**Extracted data entries**.

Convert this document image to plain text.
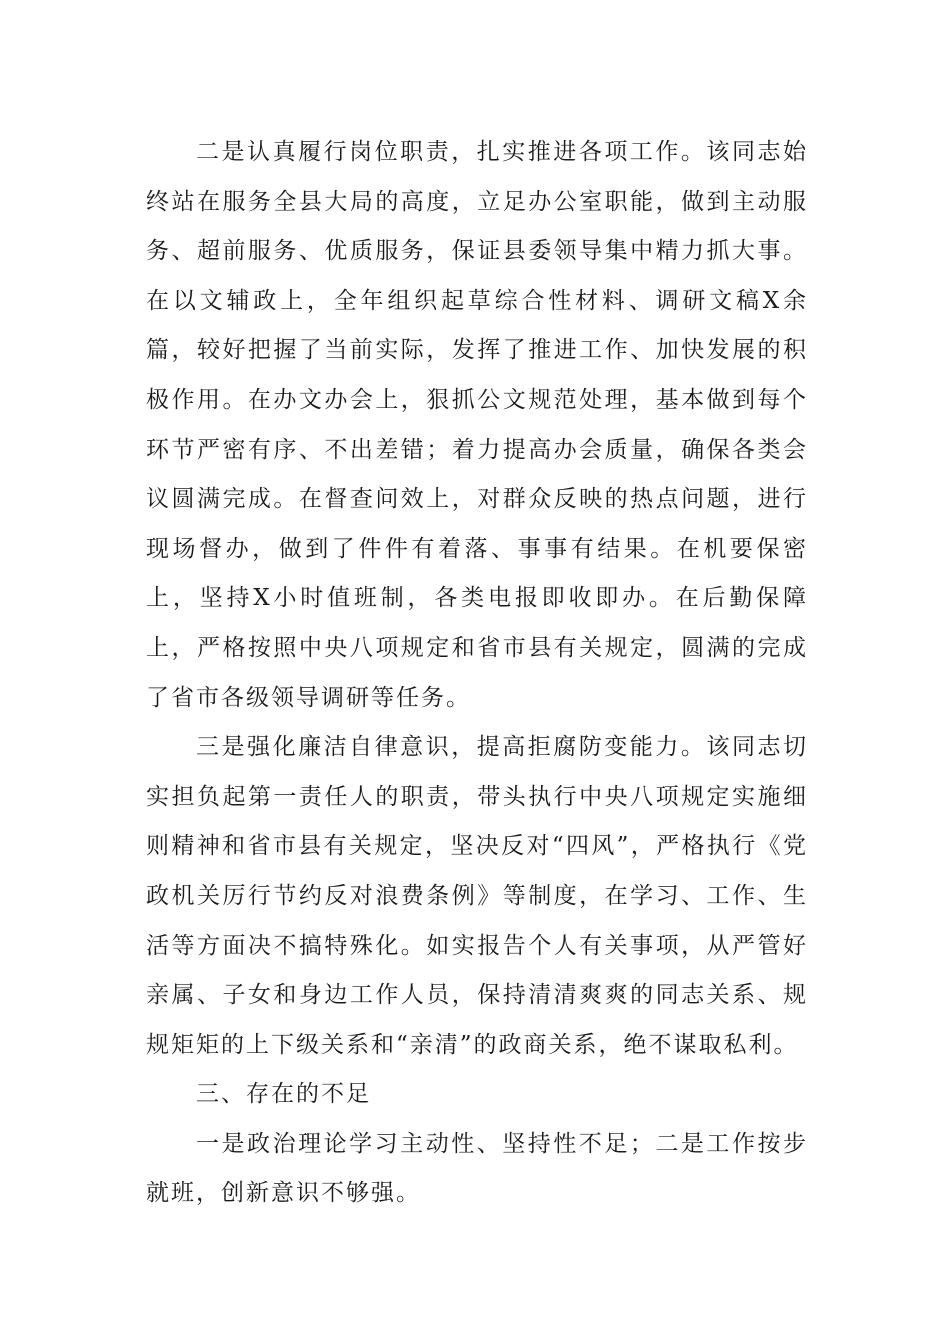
二是认真履行岗位职责，扎实推进各项工作。该同志始终站在服务全县大局的高度，立足办公室职能，做到主动服务、超前服务、优质服务，保证县委领导集中精力抓大事。在以文辅政上，全年组织起草综合性材料、调研文稿X余篇，较好把握了当前实际，发挥了推进工作、加快发展的积极作用。在办文办会上，狠抓公文规范处理，基本做到每个环节严密有序、不出差错；着力提高办会质量，确保各类会议圆满完成。在督查问效上，对群众反映的热点问题，进行现场督办，做到了件件有着落、事事有结果。在机要保密上，坚持X小时值班制，各类电报即收即办。在后勤保障上，严格按照中央八项规定和省市县有关规定，圆满的完成了省市各级领导调研等任务。

三是强化廉洁自律意识，提高拒腐防变能力。该同志切实担负起第一责任人的职责，带头执行中央八项规定实施细则精神和省市县有关规定，坚决反对“四风”，严格执行《党政机关厉行节约反对浪费条例》等制度，在学习、工作、生活等方面决不搞特殊化。如实报告个人有关事项，从严管好亲属、子女和身边工作人员，保持清清爽爽的同志关系、规规矩矩的上下级关系和“亲清”的政商关系，绝不谋取私利。

三、存在的不足

一是政治理论学习主动性、坚持性不足；二是工作按步就班，创新意识不够强。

**GIVEN PROBLEM**.
Give back the whole listing as it stands, minus its pictures.

**PROBLEM SOLUTION**.
Convert this document image to plain text.
二是认真履行岗位职责，扎实推进各项工作。该同志始终站在服务全县大局的高度，立足办公室职能，做到主动服务、超前服务、优质服务，保证县委领导集中精力抓大事。在以文辅政上，全年组织起草综合性材料、调研文稿X余篇，较好把握了当前实际，发挥了推进工作、加快发展的积极作用。在办文办会上，狠抓公文规范处理，基本做到每个环节严密有序、不出差错；着力提高办会质量，确保各类会议圆满完成。在督查问效上，对群众反映的热点问题，进行现场督办，做到了件件有着落、事事有结果。在机要保密上，坚持X小时值班制，各类电报即收即办。在后勤保障上，严格按照中央八项规定和省市县有关规定，圆满的完成了省市各级领导调研等任务。

三是强化廉洁自律意识，提高拒腐防变能力。该同志切实担负起第一责任人的职责，带头执行中央八项规定实施细则精神和省市县有关规定，坚决反对“四风”，严格执行《党政机关厉行节约反对浪费条例》等制度，在学习、工作、生活等方面决不搞特殊化。如实报告个人有关事项，从严管好亲属、子女和身边工作人员，保持清清爽爽的同志关系、规规矩矩的上下级关系和“亲清”的政商关系，绝不谋取私利。

三、存在的不足

一是政治理论学习主动性、坚持性不足；二是工作按步就班，创新意识不够强。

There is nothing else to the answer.